_Task material_
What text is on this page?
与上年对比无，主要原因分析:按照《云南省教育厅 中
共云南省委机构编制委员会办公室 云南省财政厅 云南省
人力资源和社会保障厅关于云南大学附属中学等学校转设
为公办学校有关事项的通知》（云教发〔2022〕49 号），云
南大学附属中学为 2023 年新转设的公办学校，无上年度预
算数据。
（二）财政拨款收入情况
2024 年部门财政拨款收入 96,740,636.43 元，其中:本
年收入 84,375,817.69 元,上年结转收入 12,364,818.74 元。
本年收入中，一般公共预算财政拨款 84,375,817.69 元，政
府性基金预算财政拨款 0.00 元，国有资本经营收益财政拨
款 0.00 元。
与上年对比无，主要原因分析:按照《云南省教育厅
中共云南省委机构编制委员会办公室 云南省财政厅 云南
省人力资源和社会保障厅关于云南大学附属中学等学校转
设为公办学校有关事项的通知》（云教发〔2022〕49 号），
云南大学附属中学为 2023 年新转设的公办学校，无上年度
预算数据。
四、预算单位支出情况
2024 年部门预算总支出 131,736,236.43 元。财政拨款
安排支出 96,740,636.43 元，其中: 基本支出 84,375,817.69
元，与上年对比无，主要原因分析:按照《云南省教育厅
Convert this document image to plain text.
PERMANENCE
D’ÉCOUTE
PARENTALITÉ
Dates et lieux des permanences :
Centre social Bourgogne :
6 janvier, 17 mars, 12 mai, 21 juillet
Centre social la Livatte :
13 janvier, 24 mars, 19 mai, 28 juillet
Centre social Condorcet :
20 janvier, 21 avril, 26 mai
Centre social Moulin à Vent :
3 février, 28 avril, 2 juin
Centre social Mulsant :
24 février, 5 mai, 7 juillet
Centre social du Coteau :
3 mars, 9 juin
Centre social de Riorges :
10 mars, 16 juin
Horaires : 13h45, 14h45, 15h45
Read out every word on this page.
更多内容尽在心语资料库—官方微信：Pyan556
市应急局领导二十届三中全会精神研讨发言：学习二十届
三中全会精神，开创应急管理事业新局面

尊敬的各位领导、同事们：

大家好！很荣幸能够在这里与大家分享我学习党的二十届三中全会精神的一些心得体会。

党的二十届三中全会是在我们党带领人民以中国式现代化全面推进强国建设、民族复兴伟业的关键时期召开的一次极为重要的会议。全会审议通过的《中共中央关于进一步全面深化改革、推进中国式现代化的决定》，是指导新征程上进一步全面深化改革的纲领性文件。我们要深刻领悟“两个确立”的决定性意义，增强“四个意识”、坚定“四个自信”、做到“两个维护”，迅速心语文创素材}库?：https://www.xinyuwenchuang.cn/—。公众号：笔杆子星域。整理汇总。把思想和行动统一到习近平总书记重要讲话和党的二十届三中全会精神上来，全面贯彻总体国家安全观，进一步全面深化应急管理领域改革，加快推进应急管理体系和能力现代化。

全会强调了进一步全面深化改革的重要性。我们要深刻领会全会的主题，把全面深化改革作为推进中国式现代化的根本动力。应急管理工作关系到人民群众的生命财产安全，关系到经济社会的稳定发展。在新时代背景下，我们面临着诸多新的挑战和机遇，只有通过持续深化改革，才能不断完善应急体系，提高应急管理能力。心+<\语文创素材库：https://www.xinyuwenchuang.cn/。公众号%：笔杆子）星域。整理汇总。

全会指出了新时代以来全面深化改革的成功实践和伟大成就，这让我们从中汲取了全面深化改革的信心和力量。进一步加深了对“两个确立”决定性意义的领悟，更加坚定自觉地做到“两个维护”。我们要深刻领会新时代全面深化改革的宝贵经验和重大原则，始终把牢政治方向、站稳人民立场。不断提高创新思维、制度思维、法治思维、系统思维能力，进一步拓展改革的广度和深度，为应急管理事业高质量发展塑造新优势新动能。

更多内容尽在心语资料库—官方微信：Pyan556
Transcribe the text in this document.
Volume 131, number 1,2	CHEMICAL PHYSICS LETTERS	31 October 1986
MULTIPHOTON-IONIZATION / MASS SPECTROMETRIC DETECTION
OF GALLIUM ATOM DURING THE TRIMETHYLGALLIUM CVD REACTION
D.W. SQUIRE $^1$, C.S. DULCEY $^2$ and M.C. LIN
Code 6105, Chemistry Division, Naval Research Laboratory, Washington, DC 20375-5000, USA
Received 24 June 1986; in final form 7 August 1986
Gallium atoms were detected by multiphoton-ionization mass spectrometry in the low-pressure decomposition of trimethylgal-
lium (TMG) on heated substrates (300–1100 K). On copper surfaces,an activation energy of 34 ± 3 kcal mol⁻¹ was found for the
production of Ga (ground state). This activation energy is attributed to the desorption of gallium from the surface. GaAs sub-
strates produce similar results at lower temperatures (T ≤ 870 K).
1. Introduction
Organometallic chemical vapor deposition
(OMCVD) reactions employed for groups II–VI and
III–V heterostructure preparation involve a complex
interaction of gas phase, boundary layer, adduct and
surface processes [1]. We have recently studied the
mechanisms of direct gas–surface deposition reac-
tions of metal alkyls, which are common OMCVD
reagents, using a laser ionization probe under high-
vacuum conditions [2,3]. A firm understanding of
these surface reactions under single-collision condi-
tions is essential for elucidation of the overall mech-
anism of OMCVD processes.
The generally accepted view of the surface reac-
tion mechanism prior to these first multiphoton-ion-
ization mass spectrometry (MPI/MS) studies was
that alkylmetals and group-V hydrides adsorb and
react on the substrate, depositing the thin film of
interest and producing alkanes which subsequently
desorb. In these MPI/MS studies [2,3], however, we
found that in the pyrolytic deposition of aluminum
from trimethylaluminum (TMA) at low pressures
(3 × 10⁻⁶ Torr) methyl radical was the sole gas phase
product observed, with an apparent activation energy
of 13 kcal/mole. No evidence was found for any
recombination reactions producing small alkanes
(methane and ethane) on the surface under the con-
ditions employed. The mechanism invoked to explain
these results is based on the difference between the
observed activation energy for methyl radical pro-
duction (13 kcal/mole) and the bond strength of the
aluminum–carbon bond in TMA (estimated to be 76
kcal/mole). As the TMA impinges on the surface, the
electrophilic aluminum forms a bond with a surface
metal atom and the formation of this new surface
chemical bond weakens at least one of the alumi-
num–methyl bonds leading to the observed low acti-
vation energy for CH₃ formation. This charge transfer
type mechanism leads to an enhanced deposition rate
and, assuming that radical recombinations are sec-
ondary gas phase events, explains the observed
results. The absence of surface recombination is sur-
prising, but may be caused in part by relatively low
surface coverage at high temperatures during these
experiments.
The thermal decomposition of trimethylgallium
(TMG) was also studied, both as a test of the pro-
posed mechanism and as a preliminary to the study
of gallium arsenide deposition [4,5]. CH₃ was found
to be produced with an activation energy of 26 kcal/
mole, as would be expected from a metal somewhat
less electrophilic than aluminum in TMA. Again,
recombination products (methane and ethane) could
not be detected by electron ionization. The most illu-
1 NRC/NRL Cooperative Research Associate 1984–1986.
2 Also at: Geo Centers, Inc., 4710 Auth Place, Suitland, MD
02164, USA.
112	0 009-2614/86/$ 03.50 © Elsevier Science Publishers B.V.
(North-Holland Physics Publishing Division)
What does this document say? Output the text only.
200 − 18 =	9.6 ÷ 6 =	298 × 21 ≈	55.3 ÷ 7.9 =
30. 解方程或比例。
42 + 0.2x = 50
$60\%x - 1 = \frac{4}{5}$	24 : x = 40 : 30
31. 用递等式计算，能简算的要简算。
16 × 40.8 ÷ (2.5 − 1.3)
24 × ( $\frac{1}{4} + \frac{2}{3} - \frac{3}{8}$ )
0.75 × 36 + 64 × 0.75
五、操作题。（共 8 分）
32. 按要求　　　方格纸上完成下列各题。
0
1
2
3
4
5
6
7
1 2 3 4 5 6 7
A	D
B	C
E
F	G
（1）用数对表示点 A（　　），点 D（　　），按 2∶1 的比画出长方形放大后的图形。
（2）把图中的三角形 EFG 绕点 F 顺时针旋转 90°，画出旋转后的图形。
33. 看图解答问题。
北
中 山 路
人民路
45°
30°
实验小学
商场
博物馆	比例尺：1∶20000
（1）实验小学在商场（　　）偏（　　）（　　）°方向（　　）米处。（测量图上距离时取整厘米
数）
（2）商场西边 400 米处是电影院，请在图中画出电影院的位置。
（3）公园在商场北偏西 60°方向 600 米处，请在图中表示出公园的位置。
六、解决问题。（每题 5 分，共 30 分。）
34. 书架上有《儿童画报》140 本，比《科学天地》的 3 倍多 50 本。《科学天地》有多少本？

_Problem_
Check each line of the entries for the string "https". Copy the lines that have it.

_Written answer_
党的二十届三中全会是在我们党带领人民以中国式现代化全面推进强国建设、民族复兴伟业的关键时期召开的一次极为重要的会议。全会审议通过的《中共中央关于进一步全面深化改革、推进中国式现代化的决定》，是指导新征程上进一步全面深化改革的纲领性文件。我们要深刻领悟“两个确立”的决定性意义，增强“四个意识”、坚定“四个自信”、做到“两个维护”，迅速心语文创素材}库?：https://www.xinyuwenchuang.cn/—。公众号：笔杆子星域。整理汇总。把思想和行动统一到习近平总书记重要讲话和党的二十届三中全会精神上来，全面贯彻总体国家安全观，进一步全面深化应急管理领域改革，加快推进应急管理体系和能力现代化。
全会强调了进一步全面深化改革的重要性。我们要深刻领会全会的主题，把全面深化改革作为推进中国式现代化的根本动力。应急管理工作关系到人民群众的生命财产安全，关系到经济社会的稳定发展。在新时代背景下，我们面临着诸多新的挑战和机遇，只有通过持续深化改革，才能不断完善应急体系，提高应急管理能力。心+<\语文创素材库：https://www.xinyuwenchuang.cn/。公众号%：笔杆子）星域。整理汇总。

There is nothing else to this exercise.